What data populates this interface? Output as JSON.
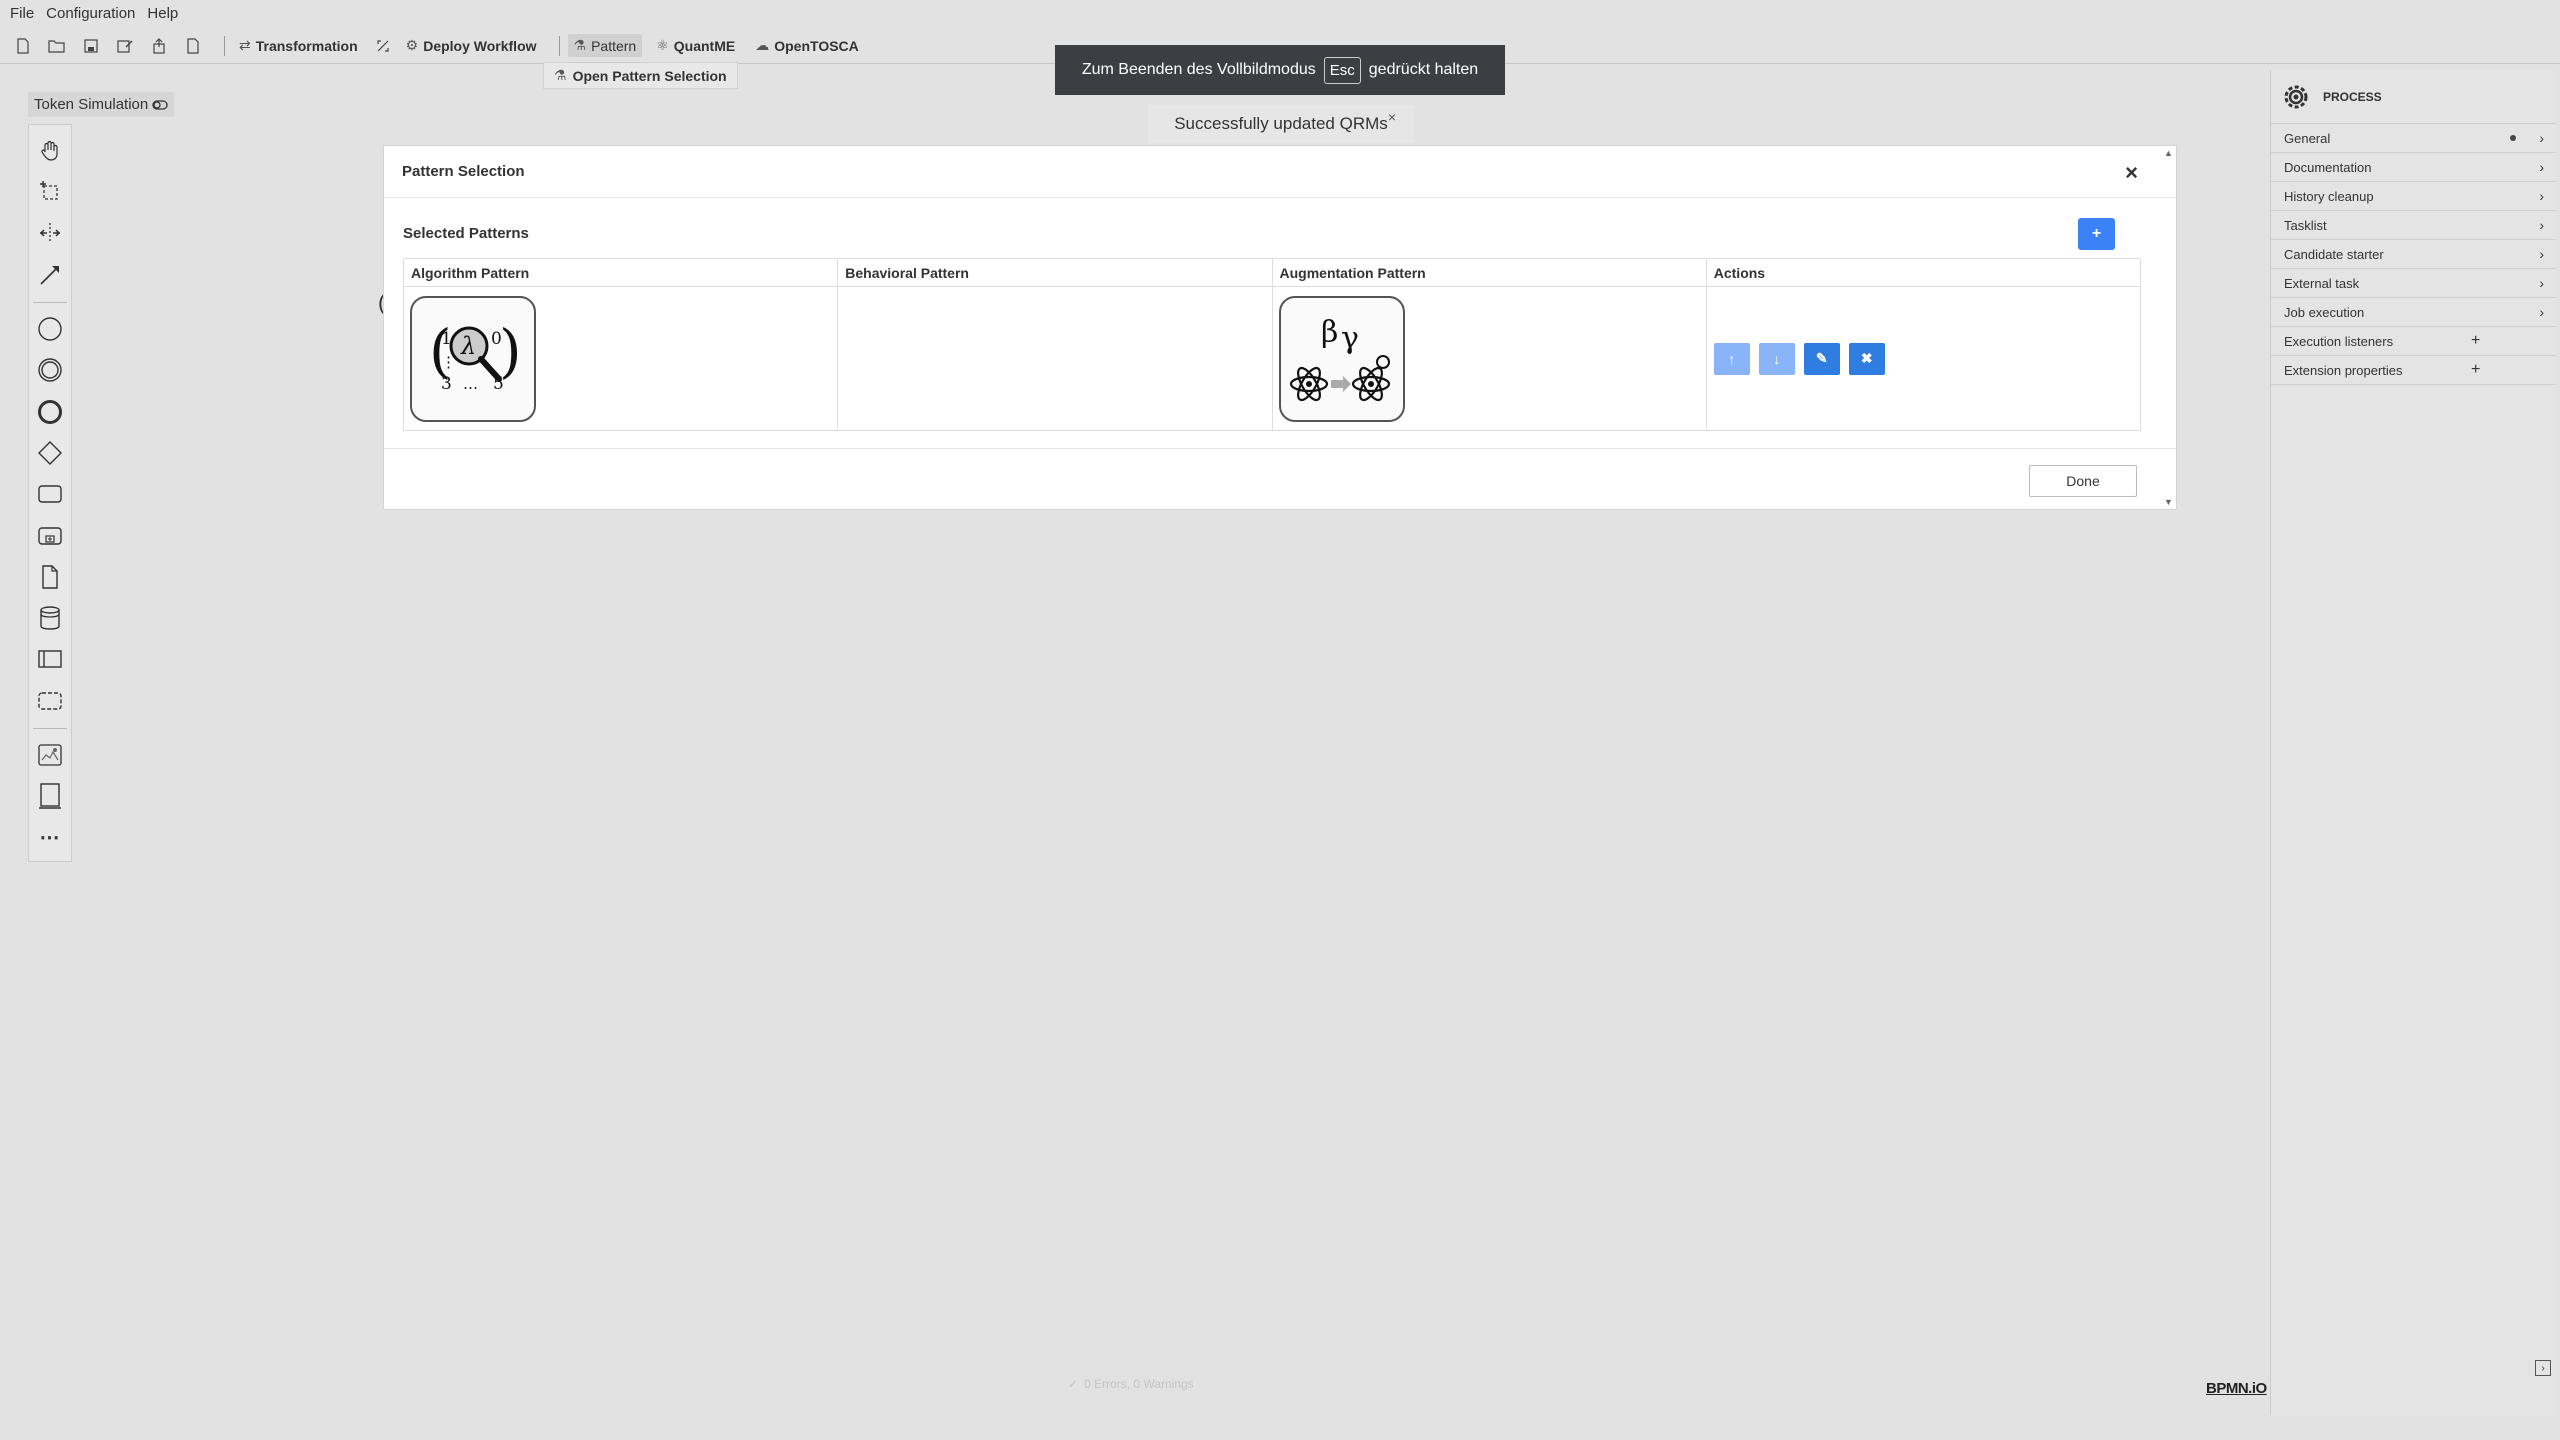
{
  "menubar": {
    "items": [
      "File",
      "Configuration",
      "Help"
    ]
  },
  "toolbar": {
    "transformation": "Transformation",
    "deploy": "Deploy Workflow",
    "pattern": "Pattern",
    "quantme": "QuantME",
    "opentosca": "OpenTOSCA",
    "dropdown_item": "Open Pattern Selection"
  },
  "fullscreen_hint": {
    "before": "Zum Beenden des Vollbildmodus",
    "key": "Esc",
    "after": "gedrückt halten"
  },
  "notification": {
    "text": "Successfully updated QRMs",
    "close": "×"
  },
  "token_simulation": {
    "label": "Token Simulation"
  },
  "modal": {
    "title": "Pattern Selection",
    "close": "×",
    "selected_title": "Selected Patterns",
    "add_label": "+",
    "columns": [
      "Algorithm Pattern",
      "Behavioral Pattern",
      "Augmentation Pattern",
      "Actions"
    ],
    "actions": {
      "up": "↑",
      "down": "↓",
      "edit": "✎",
      "delete": "✖"
    },
    "done_label": "Done"
  },
  "properties": {
    "header": "PROCESS",
    "groups": [
      {
        "label": "General"
      },
      {
        "label": "Documentation"
      },
      {
        "label": "History cleanup"
      },
      {
        "label": "Tasklist"
      },
      {
        "label": "Candidate starter"
      },
      {
        "label": "External task"
      },
      {
        "label": "Job execution"
      },
      {
        "label": "Execution listeners"
      },
      {
        "label": "Extension properties"
      }
    ]
  },
  "status": {
    "text": "0 Errors, 0 Warnings"
  },
  "logo": "BPMN.iO",
  "colors": {
    "primary": "#2f7de1",
    "primary_light": "#8ab4f8",
    "add_button": "#3b82f6"
  }
}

**********

### Exercise
Write the entries above out again exactly, but not the pictures.

### The reply
What data populates this interface? Output as JSON.
{
  "menubar": {
    "items": [
      "File",
      "Configuration",
      "Help"
    ]
  },
  "toolbar": {
    "transformation": "Transformation",
    "deploy": "Deploy Workflow",
    "pattern": "Pattern",
    "quantme": "QuantME",
    "opentosca": "OpenTOSCA",
    "dropdown_item": "Open Pattern Selection"
  },
  "fullscreen_hint": {
    "before": "Zum Beenden des Vollbildmodus",
    "key": "Esc",
    "after": "gedrückt halten"
  },
  "notification": {
    "text": "Successfully updated QRMs",
    "close": "×"
  },
  "token_simulation": {
    "label": "Token Simulation"
  },
  "modal": {
    "title": "Pattern Selection",
    "close": "×",
    "selected_title": "Selected Patterns",
    "add_label": "+",
    "columns": [
      "Algorithm Pattern",
      "Behavioral Pattern",
      "Augmentation Pattern",
      "Actions"
    ],
    "actions": {
      "up": "↑",
      "down": "↓",
      "edit": "✎",
      "delete": "✖"
    },
    "done_label": "Done"
  },
  "properties": {
    "header": "PROCESS",
    "groups": [
      {
        "label": "General"
      },
      {
        "label": "Documentation"
      },
      {
        "label": "History cleanup"
      },
      {
        "label": "Tasklist"
      },
      {
        "label": "Candidate starter"
      },
      {
        "label": "External task"
      },
      {
        "label": "Job execution"
      },
      {
        "label": "Execution listeners"
      },
      {
        "label": "Extension properties"
      }
    ]
  },
  "status": {
    "text": "0 Errors, 0 Warnings"
  },
  "logo": "BPMN.iO",
  "colors": {
    "primary": "#2f7de1",
    "primary_light": "#8ab4f8",
    "add_button": "#3b82f6"
  }
}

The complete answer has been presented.